◆ **GIVEN RECORDS**

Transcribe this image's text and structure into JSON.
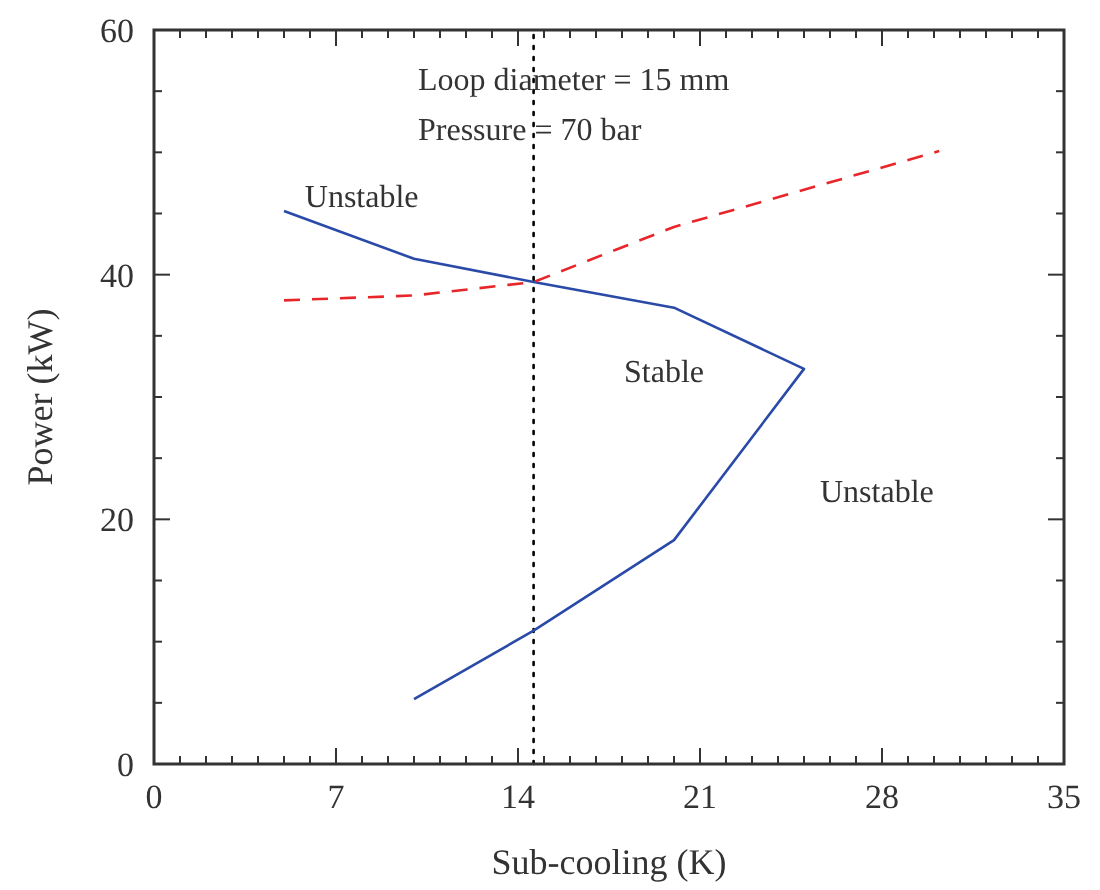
{
  "chart_data": {
    "type": "line",
    "xlabel": "Sub-cooling (K)",
    "ylabel": "Power (kW)",
    "xlim": [
      0,
      35
    ],
    "ylim": [
      0,
      60
    ],
    "xticks": [
      0,
      {
        "value": 1,
        "label": null
      },
      {
        "value": 2,
        "label": null
      },
      {
        "value": 3,
        "label": null
      },
      {
        "value": 4,
        "label": null
      },
      {
        "value": 5,
        "label": null
      },
      {
        "value": 6,
        "label": null
      },
      7,
      {
        "value": 8,
        "label": null
      },
      {
        "value": 9,
        "label": null
      },
      {
        "value": 10,
        "label": null
      },
      {
        "value": 11,
        "label": null
      },
      {
        "value": 12,
        "label": null
      },
      {
        "value": 13,
        "label": null
      },
      14,
      {
        "value": 15,
        "label": null
      },
      {
        "value": 16,
        "label": null
      },
      {
        "value": 17,
        "label": null
      },
      {
        "value": 18,
        "label": null
      },
      {
        "value": 19,
        "label": null
      },
      {
        "value": 20,
        "label": null
      },
      21,
      {
        "value": 22,
        "label": null
      },
      {
        "value": 23,
        "label": null
      },
      {
        "value": 24,
        "label": null
      },
      {
        "value": 25,
        "label": null
      },
      {
        "value": 26,
        "label": null
      },
      {
        "value": 27,
        "label": null
      },
      28,
      {
        "value": 29,
        "label": null
      },
      {
        "value": 30,
        "label": null
      },
      {
        "value": 31,
        "label": null
      },
      {
        "value": 32,
        "label": null
      },
      {
        "value": 33,
        "label": null
      },
      {
        "value": 34,
        "label": null
      },
      35
    ],
    "yticks": [
      0,
      {
        "value": 5,
        "label": null
      },
      {
        "value": 10,
        "label": null
      },
      {
        "value": 15,
        "label": null
      },
      20,
      {
        "value": 25,
        "label": null
      },
      {
        "value": 30,
        "label": null
      },
      {
        "value": 35,
        "label": null
      },
      40,
      {
        "value": 45,
        "label": null
      },
      {
        "value": 50,
        "label": null
      },
      {
        "value": 55,
        "label": null
      },
      60
    ],
    "grid": false,
    "marker": "none",
    "series": [
      {
        "color": "#2a4aa8",
        "line_style": "solid",
        "x": [
          5,
          10,
          14.6,
          20,
          25,
          20,
          14.6,
          10
        ],
        "values": [
          45.2,
          41.3,
          39.4,
          37.3,
          32.3,
          18.3,
          10.9,
          5.3
        ]
      },
      {
        "color": "#e8262a",
        "line_style": "dashed",
        "x": [
          5,
          10,
          14.6,
          20,
          30.2
        ],
        "values": [
          37.9,
          38.3,
          39.4,
          43.9,
          50.1
        ]
      }
    ],
    "ref_lines": [
      {
        "axis": "x",
        "value": 14.6,
        "line_style": "dotted",
        "color": "#000000"
      }
    ],
    "annotations": [
      "Loop diameter = 15 mm",
      "Pressure = 70 bar",
      {
        "text": "Unstable",
        "x": 5.8,
        "y": 45.5
      },
      "Stable",
      "Unstable"
    ]
  }
}
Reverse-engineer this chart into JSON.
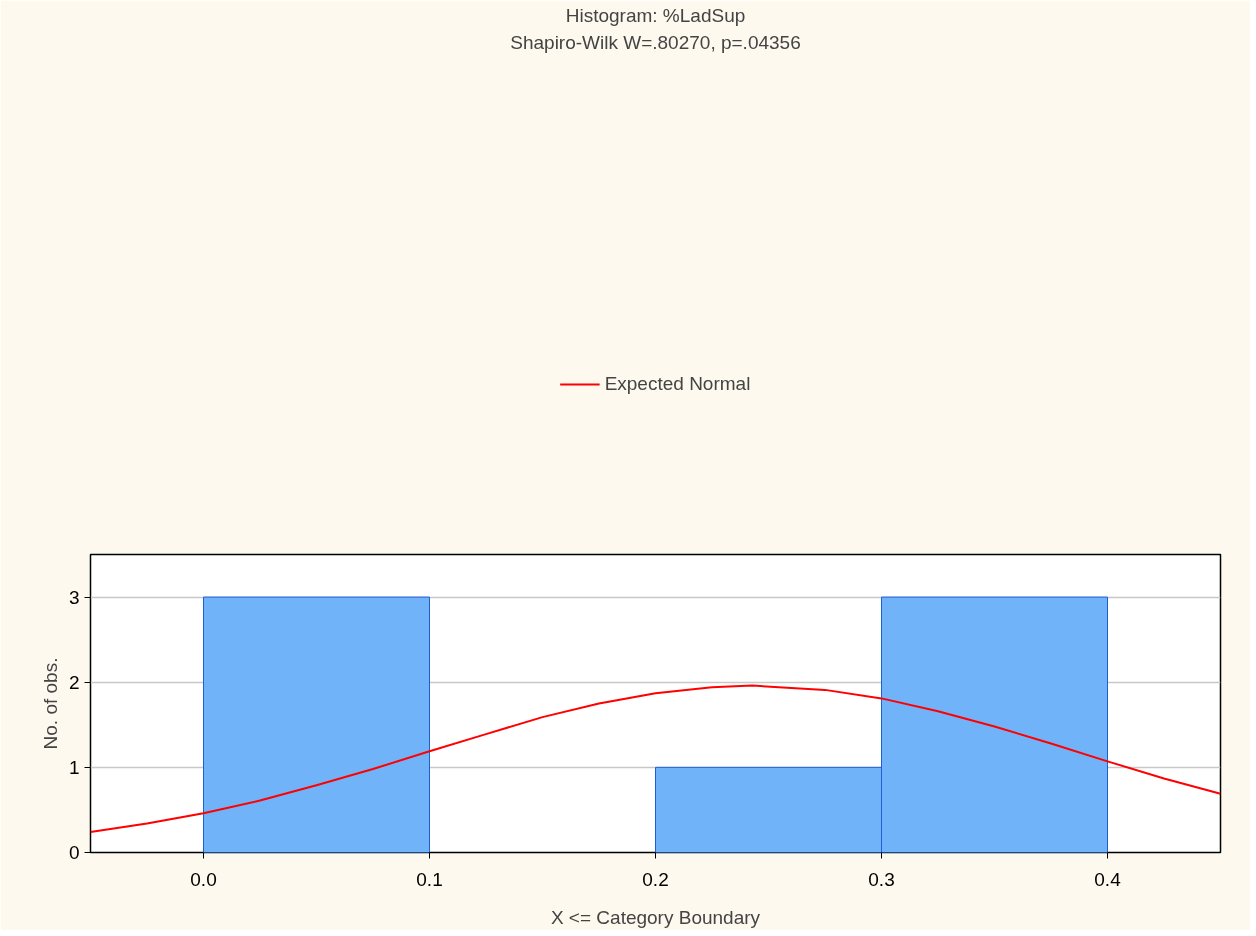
{
  "chart_data": {
    "type": "histogram",
    "title": "Histogram: %LadSup",
    "subtitle": "Shapiro-Wilk W=.80270, p=.04356",
    "xlabel": "X <= Category Boundary",
    "ylabel": "No. of obs.",
    "bins": [
      0.0,
      0.1,
      0.2,
      0.3,
      0.4
    ],
    "values": [
      3,
      0,
      1,
      3
    ],
    "color": "#70b3f8",
    "series": [
      {
        "type": "line",
        "name": "Expected Normal",
        "color": "#ff0000",
        "x": [
          -0.05,
          -0.025,
          0,
          0.025,
          0.05,
          0.075,
          0.1,
          0.125,
          0.15,
          0.175,
          0.2,
          0.225,
          0.243,
          0.275,
          0.3,
          0.325,
          0.35,
          0.375,
          0.4,
          0.425,
          0.45
        ],
        "values": [
          0.24,
          0.34,
          0.46,
          0.61,
          0.79,
          0.98,
          1.19,
          1.39,
          1.59,
          1.75,
          1.87,
          1.94,
          1.96,
          1.91,
          1.81,
          1.66,
          1.48,
          1.28,
          1.07,
          0.87,
          0.69
        ]
      }
    ],
    "xlim": [
      -0.05,
      0.45
    ],
    "ylim": [
      0,
      3.5
    ],
    "xticks": [
      {
        "value": 0,
        "label": "0.0"
      },
      0.1,
      0.2,
      0.3,
      0.4
    ],
    "yticks": [
      0,
      1,
      2,
      3
    ],
    "grid": "y",
    "legend": "top"
  }
}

◆ **BRIEF**
In the records above, locate the lines holding the word "JSON". Copy each of them.

◆ **PROBLEM SOLUTION**
Transcribe this image's text and structure into JSON.
Reverse-engineer this chart into JSON.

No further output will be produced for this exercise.